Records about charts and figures
^^^^
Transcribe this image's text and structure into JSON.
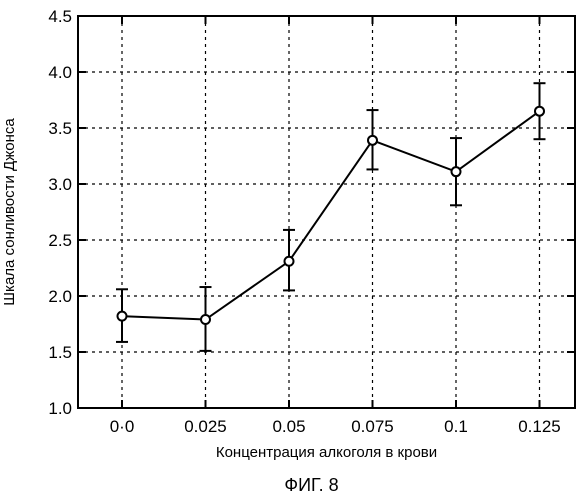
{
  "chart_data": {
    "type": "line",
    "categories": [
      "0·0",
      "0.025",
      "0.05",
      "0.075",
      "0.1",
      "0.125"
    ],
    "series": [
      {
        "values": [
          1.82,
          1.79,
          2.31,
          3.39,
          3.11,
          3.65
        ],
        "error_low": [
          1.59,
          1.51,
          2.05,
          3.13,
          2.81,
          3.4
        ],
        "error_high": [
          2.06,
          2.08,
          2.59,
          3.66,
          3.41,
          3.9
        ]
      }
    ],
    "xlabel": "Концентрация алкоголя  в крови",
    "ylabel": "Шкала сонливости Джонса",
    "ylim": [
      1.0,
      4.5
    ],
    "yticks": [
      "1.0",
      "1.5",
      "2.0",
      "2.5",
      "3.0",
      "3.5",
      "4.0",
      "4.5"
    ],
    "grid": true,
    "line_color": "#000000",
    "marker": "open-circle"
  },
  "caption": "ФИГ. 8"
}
^^^^
▸ To do
An exact transcription of all the entries is required, without the pictures.

▸ Reply to the exercise
Transcribe this image's text and structure into JSON.
{
  "chart_data": {
    "type": "line",
    "categories": [
      "0·0",
      "0.025",
      "0.05",
      "0.075",
      "0.1",
      "0.125"
    ],
    "series": [
      {
        "values": [
          1.82,
          1.79,
          2.31,
          3.39,
          3.11,
          3.65
        ],
        "error_low": [
          1.59,
          1.51,
          2.05,
          3.13,
          2.81,
          3.4
        ],
        "error_high": [
          2.06,
          2.08,
          2.59,
          3.66,
          3.41,
          3.9
        ]
      }
    ],
    "xlabel": "Концентрация алкоголя  в крови",
    "ylabel": "Шкала сонливости Джонса",
    "ylim": [
      1.0,
      4.5
    ],
    "yticks": [
      "1.0",
      "1.5",
      "2.0",
      "2.5",
      "3.0",
      "3.5",
      "4.0",
      "4.5"
    ],
    "grid": true,
    "line_color": "#000000",
    "marker": "open-circle"
  },
  "caption": "ФИГ. 8"
}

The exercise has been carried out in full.